(Data extracted from a collection)
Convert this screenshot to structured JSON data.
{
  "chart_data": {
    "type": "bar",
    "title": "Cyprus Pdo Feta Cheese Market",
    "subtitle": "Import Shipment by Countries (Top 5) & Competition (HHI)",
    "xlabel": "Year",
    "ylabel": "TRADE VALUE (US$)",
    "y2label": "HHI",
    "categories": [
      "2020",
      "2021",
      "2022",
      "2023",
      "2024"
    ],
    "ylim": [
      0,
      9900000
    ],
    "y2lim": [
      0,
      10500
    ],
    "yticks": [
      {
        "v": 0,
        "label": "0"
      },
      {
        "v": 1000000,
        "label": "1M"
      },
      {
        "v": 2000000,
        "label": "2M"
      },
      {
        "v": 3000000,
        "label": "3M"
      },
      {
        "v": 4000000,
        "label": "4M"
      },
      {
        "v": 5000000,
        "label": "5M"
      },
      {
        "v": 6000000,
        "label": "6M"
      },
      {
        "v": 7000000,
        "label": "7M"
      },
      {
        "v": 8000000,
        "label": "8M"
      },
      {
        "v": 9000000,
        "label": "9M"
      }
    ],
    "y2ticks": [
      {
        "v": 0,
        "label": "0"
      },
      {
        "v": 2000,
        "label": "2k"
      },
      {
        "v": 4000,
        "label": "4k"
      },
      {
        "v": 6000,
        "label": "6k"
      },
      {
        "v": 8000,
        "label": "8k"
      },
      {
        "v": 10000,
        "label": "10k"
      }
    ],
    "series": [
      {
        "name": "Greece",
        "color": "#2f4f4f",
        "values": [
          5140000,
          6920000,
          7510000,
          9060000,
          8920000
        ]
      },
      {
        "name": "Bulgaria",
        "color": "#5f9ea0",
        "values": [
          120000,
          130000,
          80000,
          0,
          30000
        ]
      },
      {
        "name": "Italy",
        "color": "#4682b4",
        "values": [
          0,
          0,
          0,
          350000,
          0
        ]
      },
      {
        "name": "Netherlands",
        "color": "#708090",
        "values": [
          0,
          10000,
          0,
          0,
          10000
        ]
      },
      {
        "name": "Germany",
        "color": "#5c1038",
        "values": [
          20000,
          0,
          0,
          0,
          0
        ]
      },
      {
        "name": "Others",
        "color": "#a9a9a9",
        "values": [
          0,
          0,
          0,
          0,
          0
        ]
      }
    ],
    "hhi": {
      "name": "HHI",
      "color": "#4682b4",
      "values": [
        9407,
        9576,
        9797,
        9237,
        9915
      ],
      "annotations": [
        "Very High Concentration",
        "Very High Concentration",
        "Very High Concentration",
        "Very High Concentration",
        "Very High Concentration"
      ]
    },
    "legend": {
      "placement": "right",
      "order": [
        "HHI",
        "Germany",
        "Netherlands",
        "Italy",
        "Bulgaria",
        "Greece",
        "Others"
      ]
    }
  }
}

§ WHAT YOU SHOULD DO: Can you restate every record above word for word?

§ SOLUTION TO THE EXERCISE:
Convert this screenshot to structured JSON data.
{
  "chart_data": {
    "type": "bar",
    "title": "Cyprus Pdo Feta Cheese Market",
    "subtitle": "Import Shipment by Countries (Top 5) & Competition (HHI)",
    "xlabel": "Year",
    "ylabel": "TRADE VALUE (US$)",
    "y2label": "HHI",
    "categories": [
      "2020",
      "2021",
      "2022",
      "2023",
      "2024"
    ],
    "ylim": [
      0,
      9900000
    ],
    "y2lim": [
      0,
      10500
    ],
    "yticks": [
      {
        "v": 0,
        "label": "0"
      },
      {
        "v": 1000000,
        "label": "1M"
      },
      {
        "v": 2000000,
        "label": "2M"
      },
      {
        "v": 3000000,
        "label": "3M"
      },
      {
        "v": 4000000,
        "label": "4M"
      },
      {
        "v": 5000000,
        "label": "5M"
      },
      {
        "v": 6000000,
        "label": "6M"
      },
      {
        "v": 7000000,
        "label": "7M"
      },
      {
        "v": 8000000,
        "label": "8M"
      },
      {
        "v": 9000000,
        "label": "9M"
      }
    ],
    "y2ticks": [
      {
        "v": 0,
        "label": "0"
      },
      {
        "v": 2000,
        "label": "2k"
      },
      {
        "v": 4000,
        "label": "4k"
      },
      {
        "v": 6000,
        "label": "6k"
      },
      {
        "v": 8000,
        "label": "8k"
      },
      {
        "v": 10000,
        "label": "10k"
      }
    ],
    "series": [
      {
        "name": "Greece",
        "color": "#2f4f4f",
        "values": [
          5140000,
          6920000,
          7510000,
          9060000,
          8920000
        ]
      },
      {
        "name": "Bulgaria",
        "color": "#5f9ea0",
        "values": [
          120000,
          130000,
          80000,
          0,
          30000
        ]
      },
      {
        "name": "Italy",
        "color": "#4682b4",
        "values": [
          0,
          0,
          0,
          350000,
          0
        ]
      },
      {
        "name": "Netherlands",
        "color": "#708090",
        "values": [
          0,
          10000,
          0,
          0,
          10000
        ]
      },
      {
        "name": "Germany",
        "color": "#5c1038",
        "values": [
          20000,
          0,
          0,
          0,
          0
        ]
      },
      {
        "name": "Others",
        "color": "#a9a9a9",
        "values": [
          0,
          0,
          0,
          0,
          0
        ]
      }
    ],
    "hhi": {
      "name": "HHI",
      "color": "#4682b4",
      "values": [
        9407,
        9576,
        9797,
        9237,
        9915
      ],
      "annotations": [
        "Very High Concentration",
        "Very High Concentration",
        "Very High Concentration",
        "Very High Concentration",
        "Very High Concentration"
      ]
    },
    "legend": {
      "placement": "right",
      "order": [
        "HHI",
        "Germany",
        "Netherlands",
        "Italy",
        "Bulgaria",
        "Greece",
        "Others"
      ]
    }
  }
}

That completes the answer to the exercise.